— What you are asked to do —
Send back the records in full, character for character.

— Supplied material —
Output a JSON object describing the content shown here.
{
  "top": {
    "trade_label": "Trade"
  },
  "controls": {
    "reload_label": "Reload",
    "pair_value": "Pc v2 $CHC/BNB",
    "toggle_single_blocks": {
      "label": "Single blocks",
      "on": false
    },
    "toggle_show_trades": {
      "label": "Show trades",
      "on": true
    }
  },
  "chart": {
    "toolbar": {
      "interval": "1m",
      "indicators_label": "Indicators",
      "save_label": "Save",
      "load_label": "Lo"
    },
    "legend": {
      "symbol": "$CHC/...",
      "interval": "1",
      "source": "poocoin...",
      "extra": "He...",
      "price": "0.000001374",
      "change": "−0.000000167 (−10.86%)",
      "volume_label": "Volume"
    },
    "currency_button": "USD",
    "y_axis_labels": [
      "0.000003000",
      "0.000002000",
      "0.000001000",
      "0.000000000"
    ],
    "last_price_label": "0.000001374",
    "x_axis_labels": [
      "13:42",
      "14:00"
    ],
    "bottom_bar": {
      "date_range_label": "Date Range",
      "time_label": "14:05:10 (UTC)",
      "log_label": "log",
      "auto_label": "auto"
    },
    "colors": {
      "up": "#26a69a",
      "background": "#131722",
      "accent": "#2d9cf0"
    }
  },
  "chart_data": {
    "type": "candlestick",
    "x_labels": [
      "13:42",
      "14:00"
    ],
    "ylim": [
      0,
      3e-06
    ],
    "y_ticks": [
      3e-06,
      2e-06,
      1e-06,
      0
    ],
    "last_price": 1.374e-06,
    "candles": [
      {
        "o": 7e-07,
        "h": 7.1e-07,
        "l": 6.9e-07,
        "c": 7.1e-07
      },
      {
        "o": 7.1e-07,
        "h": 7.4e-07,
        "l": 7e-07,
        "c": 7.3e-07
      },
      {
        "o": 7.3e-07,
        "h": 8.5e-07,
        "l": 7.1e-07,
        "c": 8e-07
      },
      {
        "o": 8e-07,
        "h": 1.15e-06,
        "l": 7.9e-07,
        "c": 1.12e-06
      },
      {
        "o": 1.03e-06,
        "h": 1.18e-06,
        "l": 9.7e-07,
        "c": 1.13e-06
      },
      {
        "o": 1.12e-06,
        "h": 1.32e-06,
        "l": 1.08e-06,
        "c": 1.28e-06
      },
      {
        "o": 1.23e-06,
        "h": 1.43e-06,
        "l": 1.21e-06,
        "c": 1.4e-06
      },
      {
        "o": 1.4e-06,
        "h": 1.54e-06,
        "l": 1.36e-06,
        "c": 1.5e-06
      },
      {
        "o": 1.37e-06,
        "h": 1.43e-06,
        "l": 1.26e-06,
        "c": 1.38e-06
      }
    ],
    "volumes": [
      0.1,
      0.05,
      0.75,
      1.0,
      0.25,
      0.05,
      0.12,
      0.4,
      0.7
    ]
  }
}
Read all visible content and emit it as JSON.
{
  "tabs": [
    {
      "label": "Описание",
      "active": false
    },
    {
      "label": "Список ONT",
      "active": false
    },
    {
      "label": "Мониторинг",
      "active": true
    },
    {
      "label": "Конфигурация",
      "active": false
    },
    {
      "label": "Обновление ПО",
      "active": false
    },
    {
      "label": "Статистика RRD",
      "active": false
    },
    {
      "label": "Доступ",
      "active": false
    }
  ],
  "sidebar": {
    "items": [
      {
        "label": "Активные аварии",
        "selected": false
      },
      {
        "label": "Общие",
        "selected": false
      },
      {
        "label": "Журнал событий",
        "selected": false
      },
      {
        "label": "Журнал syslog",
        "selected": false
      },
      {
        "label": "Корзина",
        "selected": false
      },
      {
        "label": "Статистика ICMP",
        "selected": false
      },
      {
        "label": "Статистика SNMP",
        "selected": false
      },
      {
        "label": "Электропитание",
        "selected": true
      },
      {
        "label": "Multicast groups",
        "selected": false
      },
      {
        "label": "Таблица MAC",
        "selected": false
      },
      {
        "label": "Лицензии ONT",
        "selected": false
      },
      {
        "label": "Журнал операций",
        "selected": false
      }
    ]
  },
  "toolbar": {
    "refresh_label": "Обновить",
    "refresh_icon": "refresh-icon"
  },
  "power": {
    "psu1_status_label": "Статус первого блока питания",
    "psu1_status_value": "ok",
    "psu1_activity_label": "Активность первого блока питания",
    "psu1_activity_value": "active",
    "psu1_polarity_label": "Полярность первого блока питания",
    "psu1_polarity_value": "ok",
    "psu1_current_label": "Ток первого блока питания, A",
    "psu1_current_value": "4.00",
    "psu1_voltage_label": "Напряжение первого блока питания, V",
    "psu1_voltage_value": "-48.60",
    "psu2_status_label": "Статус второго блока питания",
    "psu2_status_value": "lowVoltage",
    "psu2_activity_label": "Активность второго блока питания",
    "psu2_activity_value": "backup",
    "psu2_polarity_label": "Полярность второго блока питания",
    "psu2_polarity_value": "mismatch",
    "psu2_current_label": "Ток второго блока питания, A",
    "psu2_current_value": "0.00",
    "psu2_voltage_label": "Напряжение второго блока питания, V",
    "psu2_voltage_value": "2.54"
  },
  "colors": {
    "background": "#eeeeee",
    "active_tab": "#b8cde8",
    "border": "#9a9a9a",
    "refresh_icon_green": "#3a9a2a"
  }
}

— Exercise result —
Output a JSON object describing the content shown here.
{
  "top": {
    "trade_label": "Trade"
  },
  "controls": {
    "reload_label": "Reload",
    "pair_value": "Pc v2 $CHC/BNB",
    "toggle_single_blocks": {
      "label": "Single blocks",
      "on": false
    },
    "toggle_show_trades": {
      "label": "Show trades",
      "on": true
    }
  },
  "chart": {
    "toolbar": {
      "interval": "1m",
      "indicators_label": "Indicators",
      "save_label": "Save",
      "load_label": "Lo"
    },
    "legend": {
      "symbol": "$CHC/...",
      "interval": "1",
      "source": "poocoin...",
      "extra": "He...",
      "price": "0.000001374",
      "change": "−0.000000167 (−10.86%)",
      "volume_label": "Volume"
    },
    "currency_button": "USD",
    "y_axis_labels": [
      "0.000003000",
      "0.000002000",
      "0.000001000",
      "0.000000000"
    ],
    "last_price_label": "0.000001374",
    "x_axis_labels": [
      "13:42",
      "14:00"
    ],
    "bottom_bar": {
      "date_range_label": "Date Range",
      "time_label": "14:05:10 (UTC)",
      "log_label": "log",
      "auto_label": "auto"
    },
    "colors": {
      "up": "#26a69a",
      "background": "#131722",
      "accent": "#2d9cf0"
    }
  },
  "chart_data": {
    "type": "candlestick",
    "x_labels": [
      "13:42",
      "14:00"
    ],
    "ylim": [
      0,
      3e-06
    ],
    "y_ticks": [
      3e-06,
      2e-06,
      1e-06,
      0
    ],
    "last_price": 1.374e-06,
    "candles": [
      {
        "o": 7e-07,
        "h": 7.1e-07,
        "l": 6.9e-07,
        "c": 7.1e-07
      },
      {
        "o": 7.1e-07,
        "h": 7.4e-07,
        "l": 7e-07,
        "c": 7.3e-07
      },
      {
        "o": 7.3e-07,
        "h": 8.5e-07,
        "l": 7.1e-07,
        "c": 8e-07
      },
      {
        "o": 8e-07,
        "h": 1.15e-06,
        "l": 7.9e-07,
        "c": 1.12e-06
      },
      {
        "o": 1.03e-06,
        "h": 1.18e-06,
        "l": 9.7e-07,
        "c": 1.13e-06
      },
      {
        "o": 1.12e-06,
        "h": 1.32e-06,
        "l": 1.08e-06,
        "c": 1.28e-06
      },
      {
        "o": 1.23e-06,
        "h": 1.43e-06,
        "l": 1.21e-06,
        "c": 1.4e-06
      },
      {
        "o": 1.4e-06,
        "h": 1.54e-06,
        "l": 1.36e-06,
        "c": 1.5e-06
      },
      {
        "o": 1.37e-06,
        "h": 1.43e-06,
        "l": 1.26e-06,
        "c": 1.38e-06
      }
    ],
    "volumes": [
      0.1,
      0.05,
      0.75,
      1.0,
      0.25,
      0.05,
      0.12,
      0.4,
      0.7
    ]
  }
}
Read all visible content and emit it as JSON.
{
  "tabs": [
    {
      "label": "Описание",
      "active": false
    },
    {
      "label": "Список ONT",
      "active": false
    },
    {
      "label": "Мониторинг",
      "active": true
    },
    {
      "label": "Конфигурация",
      "active": false
    },
    {
      "label": "Обновление ПО",
      "active": false
    },
    {
      "label": "Статистика RRD",
      "active": false
    },
    {
      "label": "Доступ",
      "active": false
    }
  ],
  "sidebar": {
    "items": [
      {
        "label": "Активные аварии",
        "selected": false
      },
      {
        "label": "Общие",
        "selected": false
      },
      {
        "label": "Журнал событий",
        "selected": false
      },
      {
        "label": "Журнал syslog",
        "selected": false
      },
      {
        "label": "Корзина",
        "selected": false
      },
      {
        "label": "Статистика ICMP",
        "selected": false
      },
      {
        "label": "Статистика SNMP",
        "selected": false
      },
      {
        "label": "Электропитание",
        "selected": true
      },
      {
        "label": "Multicast groups",
        "selected": false
      },
      {
        "label": "Таблица MAC",
        "selected": false
      },
      {
        "label": "Лицензии ONT",
        "selected": false
      },
      {
        "label": "Журнал операций",
        "selected": false
      }
    ]
  },
  "toolbar": {
    "refresh_label": "Обновить",
    "refresh_icon": "refresh-icon"
  },
  "power": {
    "psu1_status_label": "Статус первого блока питания",
    "psu1_status_value": "ok",
    "psu1_activity_label": "Активность первого блока питания",
    "psu1_activity_value": "active",
    "psu1_polarity_label": "Полярность первого блока питания",
    "psu1_polarity_value": "ok",
    "psu1_current_label": "Ток первого блока питания, A",
    "psu1_current_value": "4.00",
    "psu1_voltage_label": "Напряжение первого блока питания, V",
    "psu1_voltage_value": "-48.60",
    "psu2_status_label": "Статус второго блока питания",
    "psu2_status_value": "lowVoltage",
    "psu2_activity_label": "Активность второго блока питания",
    "psu2_activity_value": "backup",
    "psu2_polarity_label": "Полярность второго блока питания",
    "psu2_polarity_value": "mismatch",
    "psu2_current_label": "Ток второго блока питания, A",
    "psu2_current_value": "0.00",
    "psu2_voltage_label": "Напряжение второго блока питания, V",
    "psu2_voltage_value": "2.54"
  },
  "colors": {
    "background": "#eeeeee",
    "active_tab": "#b8cde8",
    "border": "#9a9a9a",
    "refresh_icon_green": "#3a9a2a"
  }
}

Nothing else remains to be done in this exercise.